▸ **DATASET ROWS**
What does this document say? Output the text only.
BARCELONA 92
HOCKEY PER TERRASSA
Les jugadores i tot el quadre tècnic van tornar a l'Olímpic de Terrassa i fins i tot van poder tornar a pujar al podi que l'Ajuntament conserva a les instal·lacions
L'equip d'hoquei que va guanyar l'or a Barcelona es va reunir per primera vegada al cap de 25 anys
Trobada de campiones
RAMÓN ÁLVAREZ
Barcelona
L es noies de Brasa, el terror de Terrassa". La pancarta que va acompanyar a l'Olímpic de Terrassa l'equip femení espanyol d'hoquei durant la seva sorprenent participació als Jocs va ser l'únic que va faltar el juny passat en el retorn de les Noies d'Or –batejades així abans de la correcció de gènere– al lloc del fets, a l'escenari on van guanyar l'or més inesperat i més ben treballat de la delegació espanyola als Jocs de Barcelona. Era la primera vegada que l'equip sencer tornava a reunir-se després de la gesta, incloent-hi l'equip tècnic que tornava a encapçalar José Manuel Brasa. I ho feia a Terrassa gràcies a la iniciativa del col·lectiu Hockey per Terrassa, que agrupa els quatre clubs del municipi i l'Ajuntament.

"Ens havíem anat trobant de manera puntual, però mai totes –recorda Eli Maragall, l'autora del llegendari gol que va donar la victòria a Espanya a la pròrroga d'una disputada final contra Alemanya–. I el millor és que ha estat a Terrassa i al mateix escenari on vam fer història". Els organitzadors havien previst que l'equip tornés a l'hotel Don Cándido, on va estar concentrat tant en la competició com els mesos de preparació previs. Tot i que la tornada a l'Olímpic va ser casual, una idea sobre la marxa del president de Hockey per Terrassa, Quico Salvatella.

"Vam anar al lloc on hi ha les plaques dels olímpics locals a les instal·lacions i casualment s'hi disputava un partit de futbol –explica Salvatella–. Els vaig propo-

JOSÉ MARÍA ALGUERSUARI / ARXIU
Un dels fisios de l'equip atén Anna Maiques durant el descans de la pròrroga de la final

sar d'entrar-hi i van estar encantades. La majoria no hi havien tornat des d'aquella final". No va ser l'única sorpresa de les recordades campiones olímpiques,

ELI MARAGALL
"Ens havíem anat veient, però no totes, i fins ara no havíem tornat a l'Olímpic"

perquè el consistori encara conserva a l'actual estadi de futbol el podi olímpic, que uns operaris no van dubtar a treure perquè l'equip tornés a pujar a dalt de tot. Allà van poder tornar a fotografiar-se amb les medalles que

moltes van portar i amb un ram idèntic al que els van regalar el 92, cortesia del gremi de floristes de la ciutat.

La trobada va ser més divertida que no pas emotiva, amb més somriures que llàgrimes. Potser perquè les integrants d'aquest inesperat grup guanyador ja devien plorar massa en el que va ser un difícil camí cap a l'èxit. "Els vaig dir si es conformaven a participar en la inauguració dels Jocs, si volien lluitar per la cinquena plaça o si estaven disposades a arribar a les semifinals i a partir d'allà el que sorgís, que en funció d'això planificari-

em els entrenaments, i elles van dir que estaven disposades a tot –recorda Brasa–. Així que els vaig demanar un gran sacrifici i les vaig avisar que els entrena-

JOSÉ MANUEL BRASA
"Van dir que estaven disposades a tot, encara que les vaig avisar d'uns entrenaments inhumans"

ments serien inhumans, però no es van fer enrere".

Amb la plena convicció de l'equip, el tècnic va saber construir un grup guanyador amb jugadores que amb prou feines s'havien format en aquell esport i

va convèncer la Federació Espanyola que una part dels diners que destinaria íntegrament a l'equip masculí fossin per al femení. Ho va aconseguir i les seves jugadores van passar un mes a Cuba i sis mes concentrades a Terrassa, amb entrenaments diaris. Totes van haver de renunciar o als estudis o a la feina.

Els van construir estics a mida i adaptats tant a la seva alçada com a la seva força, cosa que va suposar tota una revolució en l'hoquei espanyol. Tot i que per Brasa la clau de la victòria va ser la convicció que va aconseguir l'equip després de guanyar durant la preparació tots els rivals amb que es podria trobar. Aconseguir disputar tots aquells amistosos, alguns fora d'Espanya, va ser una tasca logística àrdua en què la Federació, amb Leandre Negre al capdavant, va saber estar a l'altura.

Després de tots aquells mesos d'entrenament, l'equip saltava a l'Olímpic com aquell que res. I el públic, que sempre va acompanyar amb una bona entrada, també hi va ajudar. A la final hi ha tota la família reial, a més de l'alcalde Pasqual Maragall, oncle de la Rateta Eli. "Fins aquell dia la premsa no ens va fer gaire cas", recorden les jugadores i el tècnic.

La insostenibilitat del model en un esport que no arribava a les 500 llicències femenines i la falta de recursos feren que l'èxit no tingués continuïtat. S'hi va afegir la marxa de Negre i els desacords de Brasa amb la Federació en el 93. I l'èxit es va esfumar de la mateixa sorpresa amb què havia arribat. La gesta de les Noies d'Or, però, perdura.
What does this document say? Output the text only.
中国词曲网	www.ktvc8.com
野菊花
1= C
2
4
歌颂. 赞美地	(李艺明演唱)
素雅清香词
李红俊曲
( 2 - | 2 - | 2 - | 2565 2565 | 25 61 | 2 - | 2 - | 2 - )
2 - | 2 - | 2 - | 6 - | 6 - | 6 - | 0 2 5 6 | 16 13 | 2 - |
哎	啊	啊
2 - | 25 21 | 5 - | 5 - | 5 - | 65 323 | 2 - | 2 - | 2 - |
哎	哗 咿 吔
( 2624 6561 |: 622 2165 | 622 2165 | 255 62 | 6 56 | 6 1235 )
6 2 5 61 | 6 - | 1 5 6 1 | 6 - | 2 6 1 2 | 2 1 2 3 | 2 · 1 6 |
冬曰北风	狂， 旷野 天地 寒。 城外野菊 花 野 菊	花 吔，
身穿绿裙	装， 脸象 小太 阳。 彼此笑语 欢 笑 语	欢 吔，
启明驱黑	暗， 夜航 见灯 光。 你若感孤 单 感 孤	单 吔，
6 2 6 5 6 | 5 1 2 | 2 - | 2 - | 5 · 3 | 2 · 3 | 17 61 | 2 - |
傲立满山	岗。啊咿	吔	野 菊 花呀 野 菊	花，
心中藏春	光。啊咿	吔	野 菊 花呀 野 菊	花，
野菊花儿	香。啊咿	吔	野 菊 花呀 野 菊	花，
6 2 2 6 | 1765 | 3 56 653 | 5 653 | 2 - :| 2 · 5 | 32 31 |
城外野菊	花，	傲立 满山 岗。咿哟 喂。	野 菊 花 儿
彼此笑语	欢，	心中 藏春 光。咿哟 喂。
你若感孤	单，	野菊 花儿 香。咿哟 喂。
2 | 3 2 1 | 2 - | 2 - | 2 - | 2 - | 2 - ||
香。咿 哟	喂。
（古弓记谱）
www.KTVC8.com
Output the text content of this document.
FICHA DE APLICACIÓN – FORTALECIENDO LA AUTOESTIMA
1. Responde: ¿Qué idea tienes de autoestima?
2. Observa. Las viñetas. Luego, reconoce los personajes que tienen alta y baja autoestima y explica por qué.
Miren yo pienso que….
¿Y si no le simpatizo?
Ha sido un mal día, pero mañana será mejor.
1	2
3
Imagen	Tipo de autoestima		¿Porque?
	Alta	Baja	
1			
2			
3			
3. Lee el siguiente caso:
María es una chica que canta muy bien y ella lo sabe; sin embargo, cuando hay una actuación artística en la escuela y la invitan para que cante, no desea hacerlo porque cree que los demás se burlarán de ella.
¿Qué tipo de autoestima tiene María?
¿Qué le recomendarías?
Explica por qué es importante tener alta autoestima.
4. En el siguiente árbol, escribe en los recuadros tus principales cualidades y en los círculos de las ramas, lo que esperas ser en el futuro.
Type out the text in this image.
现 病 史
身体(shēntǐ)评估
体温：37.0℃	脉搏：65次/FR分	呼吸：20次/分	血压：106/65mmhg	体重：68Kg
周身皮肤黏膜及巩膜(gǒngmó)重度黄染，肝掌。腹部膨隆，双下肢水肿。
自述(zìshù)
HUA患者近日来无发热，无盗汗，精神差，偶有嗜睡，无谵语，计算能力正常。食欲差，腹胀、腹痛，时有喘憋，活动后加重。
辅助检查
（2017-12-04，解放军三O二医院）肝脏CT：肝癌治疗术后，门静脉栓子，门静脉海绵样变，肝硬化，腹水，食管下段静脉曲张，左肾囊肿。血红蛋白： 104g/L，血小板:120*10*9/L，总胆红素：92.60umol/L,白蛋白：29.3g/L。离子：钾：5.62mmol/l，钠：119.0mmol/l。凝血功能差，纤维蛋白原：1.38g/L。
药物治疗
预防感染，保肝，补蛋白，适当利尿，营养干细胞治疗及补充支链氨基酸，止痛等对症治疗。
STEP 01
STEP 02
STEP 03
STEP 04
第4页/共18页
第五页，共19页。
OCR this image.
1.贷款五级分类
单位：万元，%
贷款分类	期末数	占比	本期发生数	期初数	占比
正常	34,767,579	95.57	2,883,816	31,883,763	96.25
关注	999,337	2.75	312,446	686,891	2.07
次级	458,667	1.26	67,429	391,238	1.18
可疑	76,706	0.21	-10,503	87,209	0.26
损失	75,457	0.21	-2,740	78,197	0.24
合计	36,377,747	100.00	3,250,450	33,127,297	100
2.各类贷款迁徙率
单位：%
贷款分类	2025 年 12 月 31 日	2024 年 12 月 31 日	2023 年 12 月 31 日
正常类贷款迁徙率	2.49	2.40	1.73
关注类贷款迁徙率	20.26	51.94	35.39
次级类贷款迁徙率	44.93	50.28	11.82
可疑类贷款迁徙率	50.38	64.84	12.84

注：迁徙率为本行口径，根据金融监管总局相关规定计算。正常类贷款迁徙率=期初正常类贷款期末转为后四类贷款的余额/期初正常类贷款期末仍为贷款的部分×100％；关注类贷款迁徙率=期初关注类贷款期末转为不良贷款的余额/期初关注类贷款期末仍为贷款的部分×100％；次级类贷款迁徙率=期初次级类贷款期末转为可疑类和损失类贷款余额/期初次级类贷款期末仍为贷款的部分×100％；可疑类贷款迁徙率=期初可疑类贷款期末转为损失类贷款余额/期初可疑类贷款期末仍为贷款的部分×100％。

▸ **TASK DESCRIPTION**
From the data, list each line in which the string "anat" appears.

▸ **COMPLETED TASK**
"Ens havíem anat trobant de manera puntual, però mai totes –recorda Eli Maragall, l'autora del llegendari gol que va donar la victòria a Espanya a la pròrroga d'una disputada final contra Alemanya–. I el millor és que ha estat a Terrassa i al mateix escenari on vam fer història". Els organitzadors havien previst que l'equip tornés a l'hotel Don Cándido, on va estar concentrat tant en la competició com els mesos de preparació previs. Tot i que la tornada a l'Olímpic va ser casual, una idea sobre la marxa del president de Hockey per Terrassa, Quico Salvatella.
"Ens havíem anat veient, però no totes, i fins ara no havíem tornat a l'Olímpic"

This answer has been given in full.